Copy every record word for word.

— start of EXTRACTED DATA —

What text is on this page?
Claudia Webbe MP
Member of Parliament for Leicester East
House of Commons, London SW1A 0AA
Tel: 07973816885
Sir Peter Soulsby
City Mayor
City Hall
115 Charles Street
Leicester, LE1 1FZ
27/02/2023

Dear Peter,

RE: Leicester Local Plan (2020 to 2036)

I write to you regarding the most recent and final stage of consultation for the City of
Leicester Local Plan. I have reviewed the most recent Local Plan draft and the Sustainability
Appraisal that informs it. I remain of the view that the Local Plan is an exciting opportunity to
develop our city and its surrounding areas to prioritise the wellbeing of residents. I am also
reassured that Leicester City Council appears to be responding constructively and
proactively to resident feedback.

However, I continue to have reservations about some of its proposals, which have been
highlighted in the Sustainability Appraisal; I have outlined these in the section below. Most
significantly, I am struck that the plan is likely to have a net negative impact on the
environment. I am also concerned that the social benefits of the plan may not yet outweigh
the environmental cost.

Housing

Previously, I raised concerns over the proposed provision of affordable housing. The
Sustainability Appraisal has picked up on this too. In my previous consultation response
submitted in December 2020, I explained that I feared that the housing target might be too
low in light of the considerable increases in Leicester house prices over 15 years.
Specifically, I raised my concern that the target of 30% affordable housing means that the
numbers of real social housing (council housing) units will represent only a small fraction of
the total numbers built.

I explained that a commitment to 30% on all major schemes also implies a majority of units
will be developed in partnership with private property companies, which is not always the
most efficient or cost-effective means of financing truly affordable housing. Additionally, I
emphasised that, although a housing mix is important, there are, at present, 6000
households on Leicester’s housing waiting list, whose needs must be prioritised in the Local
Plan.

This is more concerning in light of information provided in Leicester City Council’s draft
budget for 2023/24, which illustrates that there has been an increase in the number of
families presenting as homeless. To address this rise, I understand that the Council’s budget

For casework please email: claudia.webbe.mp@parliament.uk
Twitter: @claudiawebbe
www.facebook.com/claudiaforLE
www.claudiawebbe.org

— end of EXTRACTED DATA —

> _ANSWER TO THIS EXERCISE_
What text is on this page?
Claudia Webbe MP
Member of Parliament for Leicester East
House of Commons, London SW1A 0AA
Tel: 07973816885
Sir Peter Soulsby
City Mayor
City Hall
115 Charles Street
Leicester, LE1 1FZ
27/02/2023

Dear Peter,

RE: Leicester Local Plan (2020 to 2036)

I write to you regarding the most recent and final stage of consultation for the City of
Leicester Local Plan. I have reviewed the most recent Local Plan draft and the Sustainability
Appraisal that informs it. I remain of the view that the Local Plan is an exciting opportunity to
develop our city and its surrounding areas to prioritise the wellbeing of residents. I am also
reassured that Leicester City Council appears to be responding constructively and
proactively to resident feedback.

However, I continue to have reservations about some of its proposals, which have been
highlighted in the Sustainability Appraisal; I have outlined these in the section below. Most
significantly, I am struck that the plan is likely to have a net negative impact on the
environment. I am also concerned that the social benefits of the plan may not yet outweigh
the environmental cost.

Housing

Previously, I raised concerns over the proposed provision of affordable housing. The
Sustainability Appraisal has picked up on this too. In my previous consultation response
submitted in December 2020, I explained that I feared that the housing target might be too
low in light of the considerable increases in Leicester house prices over 15 years.
Specifically, I raised my concern that the target of 30% affordable housing means that the
numbers of real social housing (council housing) units will represent only a small fraction of
the total numbers built.

I explained that a commitment to 30% on all major schemes also implies a majority of units
will be developed in partnership with private property companies, which is not always the
most efficient or cost-effective means of financing truly affordable housing. Additionally, I
emphasised that, although a housing mix is important, there are, at present, 6000
households on Leicester’s housing waiting list, whose needs must be prioritised in the Local
Plan.

This is more concerning in light of information provided in Leicester City Council’s draft
budget for 2023/24, which illustrates that there has been an increase in the number of
families presenting as homeless. To address this rise, I understand that the Council’s budget

For casework please email: claudia.webbe.mp@parliament.uk
Twitter: @claudiawebbe
www.facebook.com/claudiaforLE
www.claudiawebbe.org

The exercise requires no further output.